# Are referees bias towards the home team in the Premier League?

# Dataset information 

Data taken from [https://www.football-data.co.uk](https://www.football-data.co.uk)

Key to results data:  

- Div = League Division
- Date = Match Date (dd/mm/yy)
- Time = Time of match kick off
- HomeTeam = Home Team
- AwayTeam = Away Team
- FTHG and HG = Full Time Home Team Goals
- FTAG and AG = Full Time Away Team Goals
- FTR and Res = Full Time Result (H=Home Win, D=Draw, A=Away Win)
- HTHG = Half Time Home Team Goals
- HTAG = Half Time Away Team Goals
- HTR = Half Time Result (H=Home Win, D=Draw, A=Away Win)  

<u> **Match Statistics (where available)** </u>  
- Attendance = Crowd Attendance
- Referee = Match Referee
- HS = Home Team Shots
- AS = Away Team Shots
- HST = Home Team Shots on Target
- AST = Away Team Shots on Target
- HHW = Home Team Hit Woodwork
- AHW = Away Team Hit Woodwork
- HC = Home Team Corners
- AC = Away Team Corners
- HF = Home Team Fouls Committed
- AF = Away Team Fouls Committed
- HFKC = Home Team Free Kicks Conceded
- AFKC = Away Team Free Kicks Conceded
- HO = Home Team Offsides
- AO = Away Team Offsides
- HY = Home Team Yellow Cards
- AY = Away Team Yellow Cards
- HR = Home Team Red Cards
- AR = Away Team Red Cards
- HBP = Home Team Bookings Points (10 = yellow, 25 = red)
- ABP = Away Team Bookings Points (10 = yellow, 25 = red)

[Saved items from a collection]
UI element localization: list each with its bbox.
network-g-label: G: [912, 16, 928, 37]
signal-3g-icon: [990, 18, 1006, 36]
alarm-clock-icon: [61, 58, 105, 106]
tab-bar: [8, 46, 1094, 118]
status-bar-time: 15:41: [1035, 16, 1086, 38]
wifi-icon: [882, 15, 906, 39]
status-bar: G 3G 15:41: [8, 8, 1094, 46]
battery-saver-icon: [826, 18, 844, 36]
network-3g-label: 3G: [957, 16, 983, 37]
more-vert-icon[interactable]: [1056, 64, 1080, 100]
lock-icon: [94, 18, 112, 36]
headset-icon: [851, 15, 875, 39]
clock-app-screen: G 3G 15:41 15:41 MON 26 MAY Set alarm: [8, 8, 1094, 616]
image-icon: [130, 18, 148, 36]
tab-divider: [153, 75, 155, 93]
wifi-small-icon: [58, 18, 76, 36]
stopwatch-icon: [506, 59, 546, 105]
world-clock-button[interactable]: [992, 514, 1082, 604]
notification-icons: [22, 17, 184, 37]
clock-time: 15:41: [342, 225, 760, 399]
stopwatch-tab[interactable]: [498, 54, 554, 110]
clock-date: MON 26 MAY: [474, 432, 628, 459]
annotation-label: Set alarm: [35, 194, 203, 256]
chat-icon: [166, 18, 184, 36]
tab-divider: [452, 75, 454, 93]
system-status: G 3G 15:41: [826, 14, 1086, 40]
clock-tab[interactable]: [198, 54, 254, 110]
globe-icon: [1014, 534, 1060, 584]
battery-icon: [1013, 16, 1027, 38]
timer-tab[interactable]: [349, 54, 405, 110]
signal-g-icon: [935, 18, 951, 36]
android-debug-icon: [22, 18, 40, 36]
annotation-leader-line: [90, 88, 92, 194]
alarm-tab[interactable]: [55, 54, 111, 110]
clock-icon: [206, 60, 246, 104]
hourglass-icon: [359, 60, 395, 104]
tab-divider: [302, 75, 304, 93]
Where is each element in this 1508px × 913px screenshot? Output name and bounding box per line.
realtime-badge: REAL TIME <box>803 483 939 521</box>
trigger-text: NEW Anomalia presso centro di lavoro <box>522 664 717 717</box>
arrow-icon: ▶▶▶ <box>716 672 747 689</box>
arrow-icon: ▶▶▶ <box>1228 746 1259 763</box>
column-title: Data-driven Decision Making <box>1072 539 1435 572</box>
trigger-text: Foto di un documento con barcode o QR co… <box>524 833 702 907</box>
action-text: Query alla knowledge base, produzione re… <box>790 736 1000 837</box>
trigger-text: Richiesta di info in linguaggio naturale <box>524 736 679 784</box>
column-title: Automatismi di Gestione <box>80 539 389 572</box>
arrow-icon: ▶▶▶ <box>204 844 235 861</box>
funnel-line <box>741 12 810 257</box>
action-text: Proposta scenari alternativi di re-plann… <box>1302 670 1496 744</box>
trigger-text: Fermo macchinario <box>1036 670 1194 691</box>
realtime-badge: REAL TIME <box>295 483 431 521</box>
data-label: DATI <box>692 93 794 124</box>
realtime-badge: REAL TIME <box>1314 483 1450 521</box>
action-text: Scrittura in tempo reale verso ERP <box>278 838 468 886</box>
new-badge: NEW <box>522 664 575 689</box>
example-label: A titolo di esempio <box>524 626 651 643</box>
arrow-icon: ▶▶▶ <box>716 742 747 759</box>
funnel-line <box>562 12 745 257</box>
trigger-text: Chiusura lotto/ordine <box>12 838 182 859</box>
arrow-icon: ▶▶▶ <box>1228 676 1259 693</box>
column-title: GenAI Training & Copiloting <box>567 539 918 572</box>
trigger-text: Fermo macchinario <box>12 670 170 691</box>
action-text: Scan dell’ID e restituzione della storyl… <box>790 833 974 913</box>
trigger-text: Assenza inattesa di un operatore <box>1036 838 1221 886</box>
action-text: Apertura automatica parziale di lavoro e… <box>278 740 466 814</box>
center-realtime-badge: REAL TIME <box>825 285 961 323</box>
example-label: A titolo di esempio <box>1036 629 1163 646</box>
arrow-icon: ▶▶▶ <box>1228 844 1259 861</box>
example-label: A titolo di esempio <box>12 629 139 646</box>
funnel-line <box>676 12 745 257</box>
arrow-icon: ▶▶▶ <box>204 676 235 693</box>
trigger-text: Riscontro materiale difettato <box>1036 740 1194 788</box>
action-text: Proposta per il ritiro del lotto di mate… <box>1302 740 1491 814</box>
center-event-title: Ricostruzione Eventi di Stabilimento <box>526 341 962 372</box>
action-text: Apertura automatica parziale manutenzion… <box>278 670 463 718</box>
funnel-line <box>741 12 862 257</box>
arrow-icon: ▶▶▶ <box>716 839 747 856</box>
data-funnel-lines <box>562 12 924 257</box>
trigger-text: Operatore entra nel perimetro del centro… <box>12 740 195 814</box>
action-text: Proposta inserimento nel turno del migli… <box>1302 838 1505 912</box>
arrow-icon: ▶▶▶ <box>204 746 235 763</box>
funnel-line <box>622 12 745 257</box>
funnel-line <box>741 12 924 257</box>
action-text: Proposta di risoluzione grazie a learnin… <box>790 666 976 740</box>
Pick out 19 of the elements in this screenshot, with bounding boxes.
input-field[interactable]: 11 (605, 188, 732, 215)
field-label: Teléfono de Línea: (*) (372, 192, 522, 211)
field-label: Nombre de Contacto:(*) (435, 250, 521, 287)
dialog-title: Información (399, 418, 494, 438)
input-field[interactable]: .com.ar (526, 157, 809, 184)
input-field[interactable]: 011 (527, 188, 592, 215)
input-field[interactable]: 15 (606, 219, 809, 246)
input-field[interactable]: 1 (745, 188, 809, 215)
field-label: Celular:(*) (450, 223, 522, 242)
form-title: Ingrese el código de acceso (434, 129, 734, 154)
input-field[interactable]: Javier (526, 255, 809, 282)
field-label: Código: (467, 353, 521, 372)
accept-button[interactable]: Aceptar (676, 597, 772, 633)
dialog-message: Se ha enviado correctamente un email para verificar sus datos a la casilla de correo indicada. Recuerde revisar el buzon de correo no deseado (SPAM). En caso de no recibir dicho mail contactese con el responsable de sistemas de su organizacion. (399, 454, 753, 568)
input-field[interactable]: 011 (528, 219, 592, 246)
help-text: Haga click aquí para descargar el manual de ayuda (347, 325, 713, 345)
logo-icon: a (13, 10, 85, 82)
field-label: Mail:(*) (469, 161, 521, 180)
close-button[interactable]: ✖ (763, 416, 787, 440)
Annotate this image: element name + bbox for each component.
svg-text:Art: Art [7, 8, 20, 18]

* [TASK]: Pick up the write-up on Premier League referee bias right after its last line and keep it going. The material has no connection to the write-up on Premier League referee bias.

* [RESULT]:
*Note that Free Kicks Conceeded includes fouls, offsides and any other offense commmitted and will always be equal to or higher than the number of fouls. Fouls make up the vast majority of Free Kicks Conceded. Free Kicks Conceded are shown when specific data on Fouls are not available (France 2nd, Belgium 1st and Greece 1st divisions).*

*Note also that English and Scottish yellow cards do not include the initial yellow card when a second is shown to a player converting it into a red, but this is included as a yellow (plus red) for European games.*


In [1]:
# Importing packages ------------------------------------------------------

import pandas as pd
import numpy as np 
import os 

# Reading in data ------------------------------------------------------

years = np.arange(5,23) 
years_1 = np.arange(6,24)

## Convert to string and add trailing 0 
## required for website url data is stored on 

years = years.astype(str)
years = np.char.zfill(years, 2)

years_1 = years_1.astype(str)
years_1 = np.char.zfill(years_1, 2)

## Combining to give out the final years
url_years = np.core.defchararray.add(years, years_1)

data_url_base = 'https://www.football-data.co.uk/mmz4281/{Year}/E0.csv'


## Check if the data already exists locally (previously compiled incase of no internet)

if os.path.exists("football_data.csv"):
    df_raw = pd.read_csv("football_data.csv", low_memory=False, index_col=False)
else:
    ## creating url list with all years needed
    ## Also adding delimiter '/' between seasons for new column 
    data_urls_list = []
    season = []
    for year in url_years:
        url_with_year = data_url_base.replace('{Year}', year)
        season_year = year[:2] + '/' + year[2:]
        season.append(season_year)
        data_urls_list.append(url_with_year)

    df_list =[] 

    for file in enumerate(data_urls_list):
        df = pd.read_csv(file[1])
        df['Season'] = season[file[0]]
        df_list.append(df)
    
    df = pd.concat(df_list, ignore_index=True)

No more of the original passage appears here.